Provided records -
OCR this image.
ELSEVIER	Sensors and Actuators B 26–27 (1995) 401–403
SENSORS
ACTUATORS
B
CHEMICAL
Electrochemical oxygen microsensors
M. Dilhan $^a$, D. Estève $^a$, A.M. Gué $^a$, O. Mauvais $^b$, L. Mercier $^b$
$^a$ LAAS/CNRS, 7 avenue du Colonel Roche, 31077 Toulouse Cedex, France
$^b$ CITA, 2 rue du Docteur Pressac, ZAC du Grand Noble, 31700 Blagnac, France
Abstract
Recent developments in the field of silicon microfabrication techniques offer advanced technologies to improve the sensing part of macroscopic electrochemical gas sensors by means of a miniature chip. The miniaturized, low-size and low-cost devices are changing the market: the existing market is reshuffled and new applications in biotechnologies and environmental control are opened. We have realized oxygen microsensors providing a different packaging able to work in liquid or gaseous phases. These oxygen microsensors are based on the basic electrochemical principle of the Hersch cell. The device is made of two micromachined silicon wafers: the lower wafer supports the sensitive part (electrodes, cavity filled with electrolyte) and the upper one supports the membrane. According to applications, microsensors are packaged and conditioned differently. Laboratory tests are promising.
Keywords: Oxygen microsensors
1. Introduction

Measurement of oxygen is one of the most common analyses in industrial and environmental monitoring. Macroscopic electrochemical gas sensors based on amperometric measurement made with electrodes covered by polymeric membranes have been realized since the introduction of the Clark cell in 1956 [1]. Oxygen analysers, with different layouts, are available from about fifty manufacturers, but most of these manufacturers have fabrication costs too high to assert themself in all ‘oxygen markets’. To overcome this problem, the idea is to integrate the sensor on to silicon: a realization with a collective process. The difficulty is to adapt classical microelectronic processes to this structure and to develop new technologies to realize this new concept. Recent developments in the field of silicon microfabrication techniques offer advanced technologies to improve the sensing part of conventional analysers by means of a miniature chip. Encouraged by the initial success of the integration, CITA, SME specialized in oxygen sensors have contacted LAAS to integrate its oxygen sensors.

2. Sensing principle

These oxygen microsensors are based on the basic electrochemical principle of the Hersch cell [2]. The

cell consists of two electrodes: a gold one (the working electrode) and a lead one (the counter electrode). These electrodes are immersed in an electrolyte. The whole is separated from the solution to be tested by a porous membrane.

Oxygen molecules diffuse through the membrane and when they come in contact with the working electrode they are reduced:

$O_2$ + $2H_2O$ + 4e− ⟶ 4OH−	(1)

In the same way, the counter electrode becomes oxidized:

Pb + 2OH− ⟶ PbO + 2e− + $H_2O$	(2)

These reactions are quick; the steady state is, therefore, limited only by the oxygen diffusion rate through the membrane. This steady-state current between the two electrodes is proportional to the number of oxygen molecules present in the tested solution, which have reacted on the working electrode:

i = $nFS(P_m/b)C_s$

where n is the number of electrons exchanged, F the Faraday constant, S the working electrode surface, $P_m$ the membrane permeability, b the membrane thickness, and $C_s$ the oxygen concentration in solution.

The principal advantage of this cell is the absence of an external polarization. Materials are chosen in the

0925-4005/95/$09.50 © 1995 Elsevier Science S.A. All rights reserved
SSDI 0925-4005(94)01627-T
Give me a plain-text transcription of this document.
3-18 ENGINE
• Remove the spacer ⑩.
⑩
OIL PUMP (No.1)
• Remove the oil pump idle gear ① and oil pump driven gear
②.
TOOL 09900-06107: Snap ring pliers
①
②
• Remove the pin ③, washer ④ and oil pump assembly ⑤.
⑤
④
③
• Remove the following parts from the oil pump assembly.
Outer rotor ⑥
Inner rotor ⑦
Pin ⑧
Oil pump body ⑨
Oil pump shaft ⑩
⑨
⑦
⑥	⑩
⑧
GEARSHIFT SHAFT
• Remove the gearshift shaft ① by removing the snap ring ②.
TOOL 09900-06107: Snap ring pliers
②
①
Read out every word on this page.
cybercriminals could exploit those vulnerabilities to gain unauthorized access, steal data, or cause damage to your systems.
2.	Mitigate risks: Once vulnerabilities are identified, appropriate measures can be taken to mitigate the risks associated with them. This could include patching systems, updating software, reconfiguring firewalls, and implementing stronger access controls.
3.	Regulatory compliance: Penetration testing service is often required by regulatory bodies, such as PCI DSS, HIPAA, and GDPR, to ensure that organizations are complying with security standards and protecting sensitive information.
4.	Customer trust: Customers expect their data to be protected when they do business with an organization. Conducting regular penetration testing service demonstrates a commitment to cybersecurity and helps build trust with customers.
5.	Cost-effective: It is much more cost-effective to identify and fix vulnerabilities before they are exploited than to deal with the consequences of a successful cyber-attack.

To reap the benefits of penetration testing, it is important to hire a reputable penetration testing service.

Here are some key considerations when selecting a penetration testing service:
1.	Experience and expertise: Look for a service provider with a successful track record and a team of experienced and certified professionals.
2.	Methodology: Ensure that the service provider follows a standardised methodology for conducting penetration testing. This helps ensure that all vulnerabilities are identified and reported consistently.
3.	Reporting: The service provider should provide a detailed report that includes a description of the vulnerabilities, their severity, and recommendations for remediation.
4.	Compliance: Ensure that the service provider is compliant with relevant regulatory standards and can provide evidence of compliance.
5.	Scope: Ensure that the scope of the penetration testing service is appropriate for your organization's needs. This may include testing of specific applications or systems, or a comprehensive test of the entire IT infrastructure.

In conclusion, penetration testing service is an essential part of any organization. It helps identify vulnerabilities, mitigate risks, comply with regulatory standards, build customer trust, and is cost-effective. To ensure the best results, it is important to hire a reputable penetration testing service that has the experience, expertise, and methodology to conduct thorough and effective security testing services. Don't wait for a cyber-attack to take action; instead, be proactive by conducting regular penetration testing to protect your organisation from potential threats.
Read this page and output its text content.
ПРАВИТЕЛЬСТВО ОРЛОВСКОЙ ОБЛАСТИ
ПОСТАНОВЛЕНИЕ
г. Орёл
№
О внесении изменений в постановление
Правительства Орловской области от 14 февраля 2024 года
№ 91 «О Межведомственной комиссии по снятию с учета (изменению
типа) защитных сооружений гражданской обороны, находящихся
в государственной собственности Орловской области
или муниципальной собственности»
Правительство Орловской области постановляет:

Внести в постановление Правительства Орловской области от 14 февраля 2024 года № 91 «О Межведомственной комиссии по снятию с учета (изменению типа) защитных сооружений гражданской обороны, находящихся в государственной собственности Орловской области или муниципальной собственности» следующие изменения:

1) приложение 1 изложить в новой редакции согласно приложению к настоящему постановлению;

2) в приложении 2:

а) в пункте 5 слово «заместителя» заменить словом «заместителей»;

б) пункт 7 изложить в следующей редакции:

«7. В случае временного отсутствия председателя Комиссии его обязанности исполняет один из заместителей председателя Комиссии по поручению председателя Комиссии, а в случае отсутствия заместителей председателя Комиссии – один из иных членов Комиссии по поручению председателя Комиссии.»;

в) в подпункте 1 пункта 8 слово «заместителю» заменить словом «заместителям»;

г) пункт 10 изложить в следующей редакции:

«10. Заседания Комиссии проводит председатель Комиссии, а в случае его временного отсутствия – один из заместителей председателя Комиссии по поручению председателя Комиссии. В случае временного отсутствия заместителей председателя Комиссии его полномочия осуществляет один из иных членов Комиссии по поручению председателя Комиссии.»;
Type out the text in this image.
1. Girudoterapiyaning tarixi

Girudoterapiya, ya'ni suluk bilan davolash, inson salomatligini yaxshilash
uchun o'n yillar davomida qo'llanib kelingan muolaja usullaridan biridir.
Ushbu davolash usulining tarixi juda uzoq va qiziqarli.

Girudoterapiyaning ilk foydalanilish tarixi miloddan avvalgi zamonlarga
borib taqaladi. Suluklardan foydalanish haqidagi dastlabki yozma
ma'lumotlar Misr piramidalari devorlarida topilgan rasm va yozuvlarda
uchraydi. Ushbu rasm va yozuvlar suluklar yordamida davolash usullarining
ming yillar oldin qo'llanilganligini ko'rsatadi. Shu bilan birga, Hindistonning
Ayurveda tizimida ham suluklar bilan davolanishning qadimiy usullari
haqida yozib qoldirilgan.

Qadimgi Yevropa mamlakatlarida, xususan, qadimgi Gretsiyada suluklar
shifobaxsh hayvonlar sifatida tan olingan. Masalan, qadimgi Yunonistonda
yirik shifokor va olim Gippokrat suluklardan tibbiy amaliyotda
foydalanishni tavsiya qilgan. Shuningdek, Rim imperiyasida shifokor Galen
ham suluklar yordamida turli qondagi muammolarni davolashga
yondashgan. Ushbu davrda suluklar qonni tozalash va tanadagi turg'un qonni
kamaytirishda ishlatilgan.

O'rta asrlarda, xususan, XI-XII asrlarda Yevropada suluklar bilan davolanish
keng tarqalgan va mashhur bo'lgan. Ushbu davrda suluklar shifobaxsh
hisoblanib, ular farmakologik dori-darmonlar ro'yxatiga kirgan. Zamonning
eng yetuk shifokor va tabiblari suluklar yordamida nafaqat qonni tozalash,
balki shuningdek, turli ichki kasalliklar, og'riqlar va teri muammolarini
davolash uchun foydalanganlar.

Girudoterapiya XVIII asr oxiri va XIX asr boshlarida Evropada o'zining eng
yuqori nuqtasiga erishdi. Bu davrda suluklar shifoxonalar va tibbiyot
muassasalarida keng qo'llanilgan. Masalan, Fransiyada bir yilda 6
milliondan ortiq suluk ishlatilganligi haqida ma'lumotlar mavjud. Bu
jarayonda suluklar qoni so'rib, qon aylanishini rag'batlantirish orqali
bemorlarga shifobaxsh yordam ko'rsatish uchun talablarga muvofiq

Task -
Look over the material above and show each line where "data" appears.

Full answer -
cybercriminals could exploit those vulnerabilities to gain unauthorized access, steal data, or cause damage to your systems.
4.	Customer trust: Customers expect their data to be protected when they do business with an organization. Conducting regular penetration testing service demonstrates a commitment to cybersecurity and helps build trust with customers.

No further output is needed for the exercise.